Tareas:
A – Transcriba del fragmento todo el texto comprendido desde «De esta manera, concluyo» hasta «corazón y cerebro.», ambos incluidos.
B – Según la cita incluida en el fragmento, ¿qué aspectos afecta una emoción una vez que ha sido experimentada? Enumérelos todos.
C – Reescriba en forma de lista breve el párrafo del fragmento que comienza con «Desde el punto de vista fisiológico» y conserve sus datos principales.

---- Fragmento

Desde el punto de vista fisiológico, el dr. Armour observa además que los dos centros neurológicos, el del corazón y el del cerebro, están conectados al menos por el sistema nervioso central y el sistema hormonal (desde 1981 se sabe que el corazón es una glándula endocrina que segrega hormonas, entre ellas la oxitocina u “hormona del amor”), por lo que la información fluye en ambas direcciones afectando profundamente la actividad del cerebro craneal. Al respecto, quiero destacar la siguiente particularidad:
“A pesar de que el cerebro craneal está diseñado para una comunicación en ambas direcciones entre los sistemas cognitivo y emocional, el número real de conexiones neuronales que salen de los centros emocionales hacia los centros cognitivos es mayor que el de las conexiones en dirección inversa. Esto explica, en parte, el tremendo poder de las emociones, en contraste con el mero pensamiento. Una vez que una emoción es experimentada, ésta se convierte en una motivadora poderosa de futuros comportamientos, afectando acciones puntuales, actitudes y logros a largo plazo” (Institute of Heart Math).
De esta manera, concluyo que si la neuroética pretende fundamentar neurológicamente la moral no puede obviar las investigaciones de la neurocardiología. La respuesta ha de estar no sólo en el cerebro craneal, sino en las relaciones más complejas de lo que hasta ahora había supuesto la ciencia entre corazón y cerebro.

--------
---- Entradas de datos

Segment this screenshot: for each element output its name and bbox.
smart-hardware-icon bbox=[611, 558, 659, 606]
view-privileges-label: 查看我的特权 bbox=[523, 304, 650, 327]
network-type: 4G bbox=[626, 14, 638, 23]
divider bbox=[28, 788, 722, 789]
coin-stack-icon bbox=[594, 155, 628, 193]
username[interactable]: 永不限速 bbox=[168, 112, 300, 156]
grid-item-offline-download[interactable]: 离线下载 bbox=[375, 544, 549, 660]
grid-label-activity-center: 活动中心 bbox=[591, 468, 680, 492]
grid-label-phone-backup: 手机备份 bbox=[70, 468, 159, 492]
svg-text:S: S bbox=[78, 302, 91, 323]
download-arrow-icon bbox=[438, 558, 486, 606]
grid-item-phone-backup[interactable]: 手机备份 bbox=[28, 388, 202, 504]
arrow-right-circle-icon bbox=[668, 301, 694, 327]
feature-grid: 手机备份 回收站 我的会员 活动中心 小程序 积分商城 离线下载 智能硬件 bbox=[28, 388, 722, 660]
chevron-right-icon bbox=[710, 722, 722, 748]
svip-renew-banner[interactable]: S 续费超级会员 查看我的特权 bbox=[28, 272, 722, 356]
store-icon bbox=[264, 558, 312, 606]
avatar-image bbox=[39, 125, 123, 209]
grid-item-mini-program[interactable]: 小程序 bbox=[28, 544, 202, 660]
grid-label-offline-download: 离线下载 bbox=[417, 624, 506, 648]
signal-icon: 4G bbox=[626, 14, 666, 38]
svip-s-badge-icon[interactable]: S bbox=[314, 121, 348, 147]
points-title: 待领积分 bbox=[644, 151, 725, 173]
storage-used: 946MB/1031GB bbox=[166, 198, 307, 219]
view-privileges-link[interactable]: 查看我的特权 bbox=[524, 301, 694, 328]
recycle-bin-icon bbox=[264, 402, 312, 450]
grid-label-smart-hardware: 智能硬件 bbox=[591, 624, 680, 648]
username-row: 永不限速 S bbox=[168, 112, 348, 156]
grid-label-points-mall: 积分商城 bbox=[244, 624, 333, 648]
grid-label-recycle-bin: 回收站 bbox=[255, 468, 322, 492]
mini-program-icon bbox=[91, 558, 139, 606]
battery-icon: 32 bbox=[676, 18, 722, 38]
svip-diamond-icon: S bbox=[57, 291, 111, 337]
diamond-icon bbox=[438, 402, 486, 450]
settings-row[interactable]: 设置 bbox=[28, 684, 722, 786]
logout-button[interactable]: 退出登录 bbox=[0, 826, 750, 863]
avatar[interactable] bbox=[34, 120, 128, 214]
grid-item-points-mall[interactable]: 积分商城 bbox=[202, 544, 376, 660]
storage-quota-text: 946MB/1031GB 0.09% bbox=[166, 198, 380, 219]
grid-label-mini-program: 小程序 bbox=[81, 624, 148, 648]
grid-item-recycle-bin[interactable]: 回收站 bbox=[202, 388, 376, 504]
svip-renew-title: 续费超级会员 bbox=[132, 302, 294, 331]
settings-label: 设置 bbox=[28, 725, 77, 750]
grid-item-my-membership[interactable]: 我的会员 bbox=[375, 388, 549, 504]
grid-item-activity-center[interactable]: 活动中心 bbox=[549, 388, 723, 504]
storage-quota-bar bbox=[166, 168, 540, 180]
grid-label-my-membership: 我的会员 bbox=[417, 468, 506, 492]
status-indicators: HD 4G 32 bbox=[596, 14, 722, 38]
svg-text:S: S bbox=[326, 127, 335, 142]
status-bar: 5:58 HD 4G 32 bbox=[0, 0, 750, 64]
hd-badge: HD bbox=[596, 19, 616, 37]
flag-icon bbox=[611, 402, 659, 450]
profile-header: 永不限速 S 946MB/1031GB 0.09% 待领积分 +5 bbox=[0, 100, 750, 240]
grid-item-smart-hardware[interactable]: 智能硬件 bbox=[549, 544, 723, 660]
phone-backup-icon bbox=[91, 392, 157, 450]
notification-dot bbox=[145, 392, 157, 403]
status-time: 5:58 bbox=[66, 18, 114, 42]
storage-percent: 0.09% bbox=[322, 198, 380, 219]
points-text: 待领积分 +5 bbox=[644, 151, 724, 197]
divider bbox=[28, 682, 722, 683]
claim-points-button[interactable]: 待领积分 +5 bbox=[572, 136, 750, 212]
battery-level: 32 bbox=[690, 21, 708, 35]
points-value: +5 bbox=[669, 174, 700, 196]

--------

Resultados en orden:
A –
De esta manera, concluyo que si la neuroética pretende fundamentar neurológicamente la moral no puede obviar las investigaciones de la neurocardiología. La respuesta ha de estar no sólo en el cerebro craneal, sino en las relaciones más complejas de lo que hasta ahora había supuesto la ciencia entre corazón y cerebro.

B –
- Acciones puntuales
- Actitudes
- Logros a largo plazo

C –
- Según el dr. Armour, los centros neurológicos del corazón y del cerebro están conectados al menos por el sistema nervioso central y el sistema hormonal.
- Desde 1981 se sabe que el corazón es una glándula endocrina que segrega hormonas, entre ellas la oxitocina u "hormona del amor".
- La información fluye en ambas direcciones y afecta profundamente la actividad del cerebro craneal.